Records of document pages

**********

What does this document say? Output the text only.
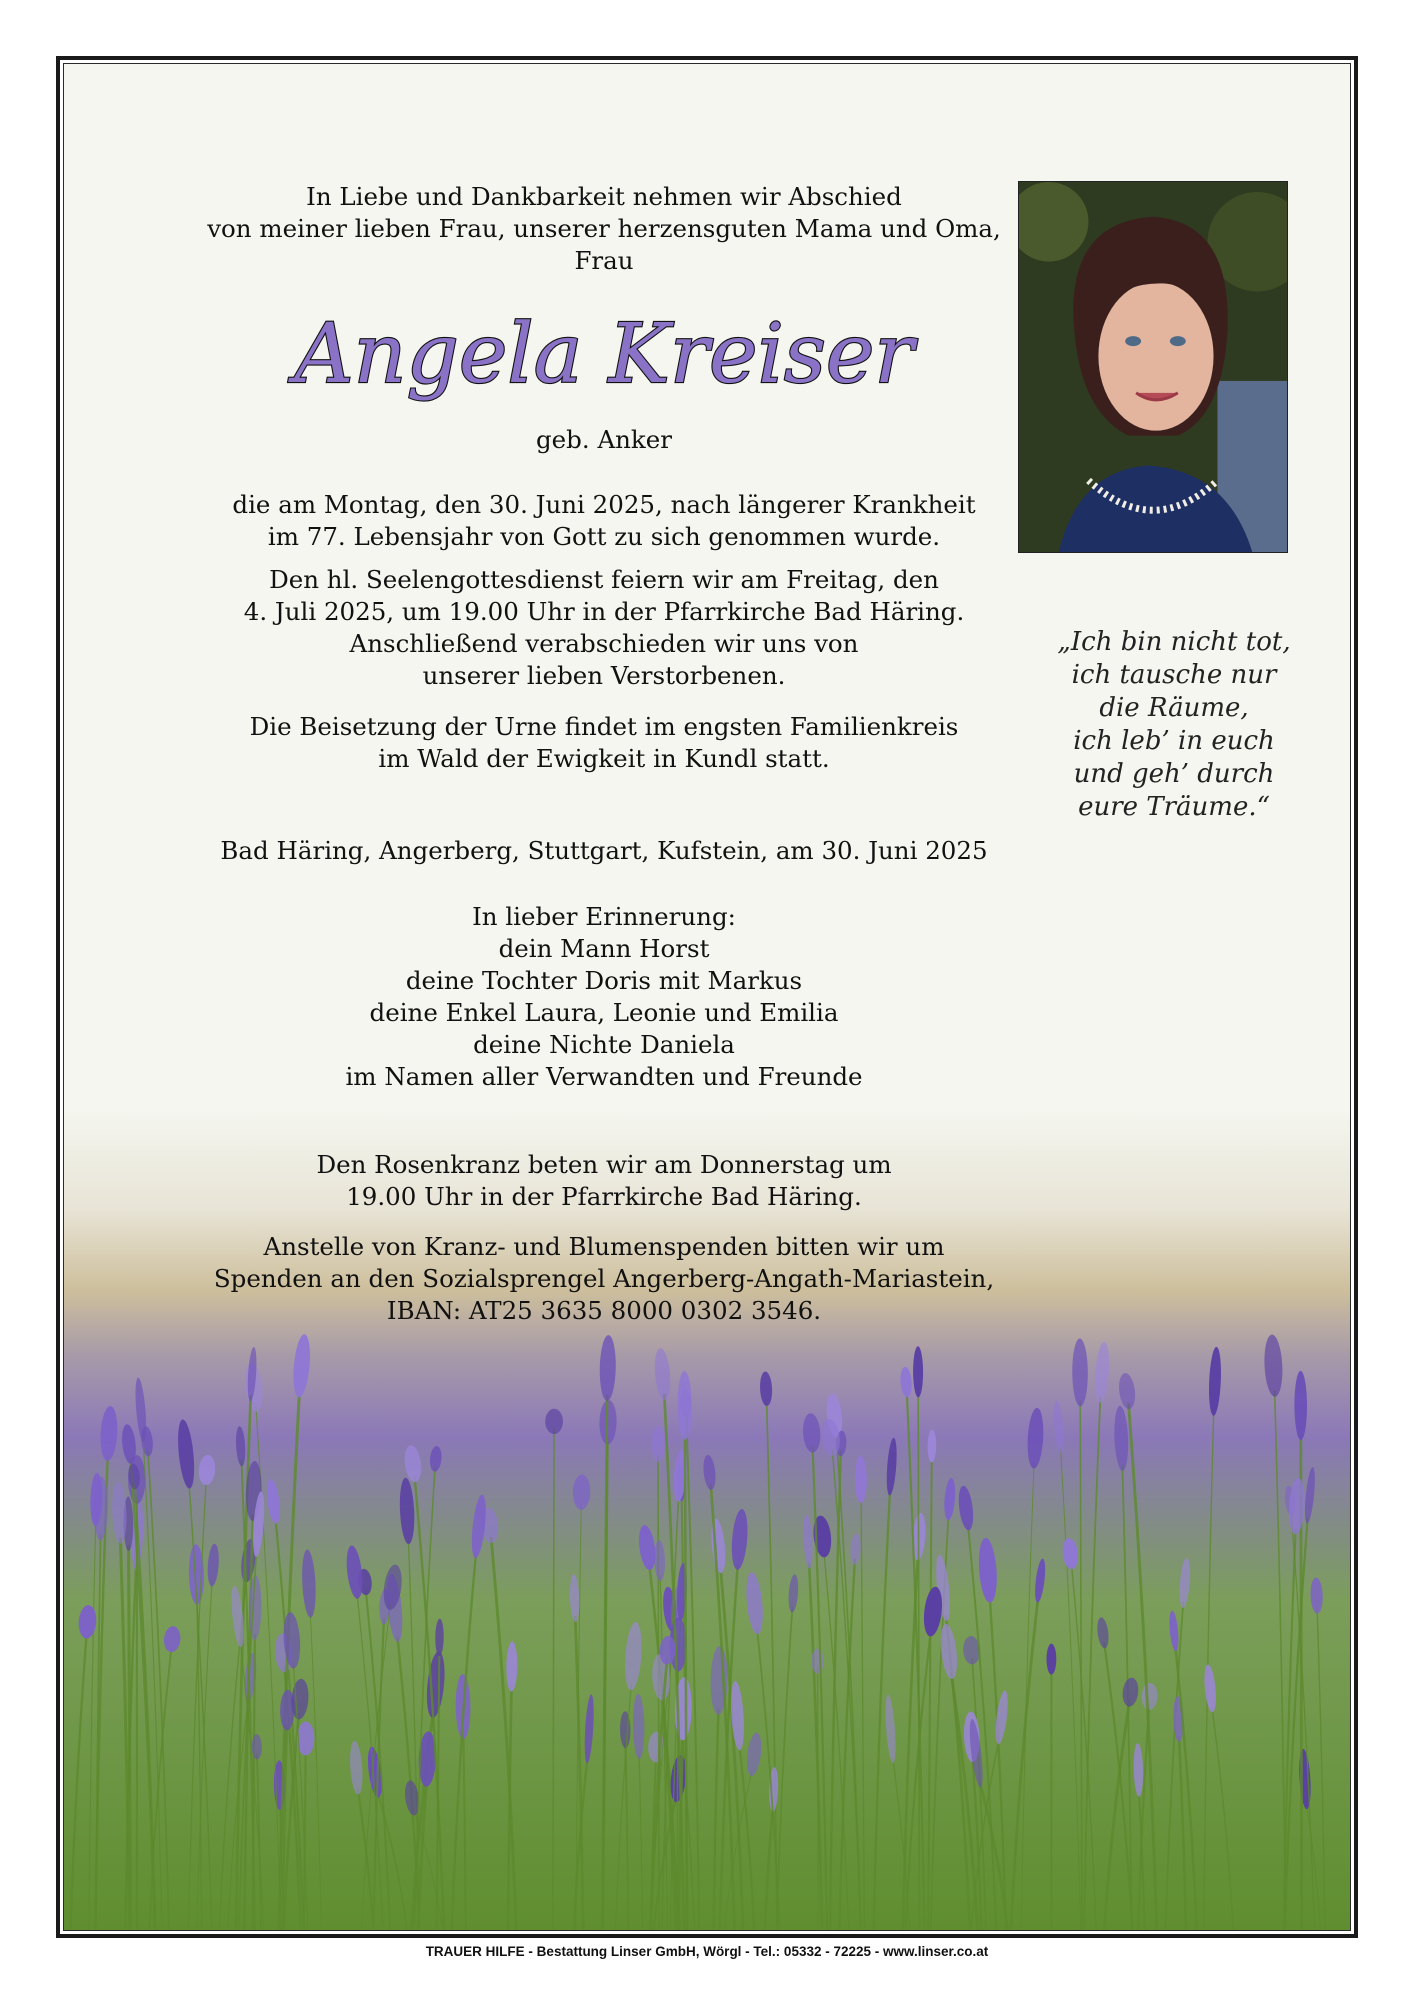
In Liebe und Dankbarkeit nehmen wir Abschied

von meiner lieben Frau, unserer herzensguten Mama und Oma,

Frau

Angela Kreiser

geb. Anker

die am Montag, den 30. Juni 2025, nach längerer Krankheit

im 77. Lebensjahr von Gott zu sich genommen wurde.

Den hl. Seelengottesdienst feiern wir am Freitag, den

4. Juli 2025, um 19.00 Uhr in der Pfarrkirche Bad Häring.

Anschließend verabschieden wir uns von

unserer lieben Verstorbenen.

Die Beisetzung der Urne findet im engsten Familienkreis

im Wald der Ewigkeit in Kundl statt.

Bad Häring, Angerberg, Stuttgart, Kufstein, am 30. Juni 2025

In lieber Erinnerung:

dein Mann Horst

deine Tochter Doris mit Markus

deine Enkel Laura, Leonie und Emilia

deine Nichte Daniela

im Namen aller Verwandten und Freunde

Den Rosenkranz beten wir am Donnerstag um

19.00 Uhr in der Pfarrkirche Bad Häring.

Anstelle von Kranz- und Blumenspenden bitten wir um

Spenden an den Sozialsprengel Angerberg-Angath-Mariastein,

IBAN: AT25 3635 8000 0302 3546.

„Ich bin nicht tot,

ich tausche nur

die Räume,

ich leb’ in euch

und geh’ durch

eure Träume.“

TRAUER HILFE - Bestattung Linser GmbH, Wörgl - Tel.: 05332 - 72225 - www.linser.co.at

**********

• **What to do**
For every entry, return its exact wording and leave out any image.

• **Exercise output**
What does this document say? Output the text only.
In Liebe und Dankbarkeit nehmen wir Abschied

von meiner lieben Frau, unserer herzensguten Mama und Oma,

Frau

Angela Kreiser

geb. Anker

die am Montag, den 30. Juni 2025, nach längerer Krankheit

im 77. Lebensjahr von Gott zu sich genommen wurde.

Den hl. Seelengottesdienst feiern wir am Freitag, den

4. Juli 2025, um 19.00 Uhr in der Pfarrkirche Bad Häring.

Anschließend verabschieden wir uns von

unserer lieben Verstorbenen.

Die Beisetzung der Urne findet im engsten Familienkreis

im Wald der Ewigkeit in Kundl statt.

Bad Häring, Angerberg, Stuttgart, Kufstein, am 30. Juni 2025

In lieber Erinnerung:

dein Mann Horst

deine Tochter Doris mit Markus

deine Enkel Laura, Leonie und Emilia

deine Nichte Daniela

im Namen aller Verwandten und Freunde

Den Rosenkranz beten wir am Donnerstag um

19.00 Uhr in der Pfarrkirche Bad Häring.

Anstelle von Kranz- und Blumenspenden bitten wir um

Spenden an den Sozialsprengel Angerberg-Angath-Mariastein,

IBAN: AT25 3635 8000 0302 3546.

„Ich bin nicht tot,

ich tausche nur

die Räume,

ich leb’ in euch

und geh’ durch

eure Träume.“

TRAUER HILFE - Bestattung Linser GmbH, Wörgl - Tel.: 05332 - 72225 - www.linser.co.at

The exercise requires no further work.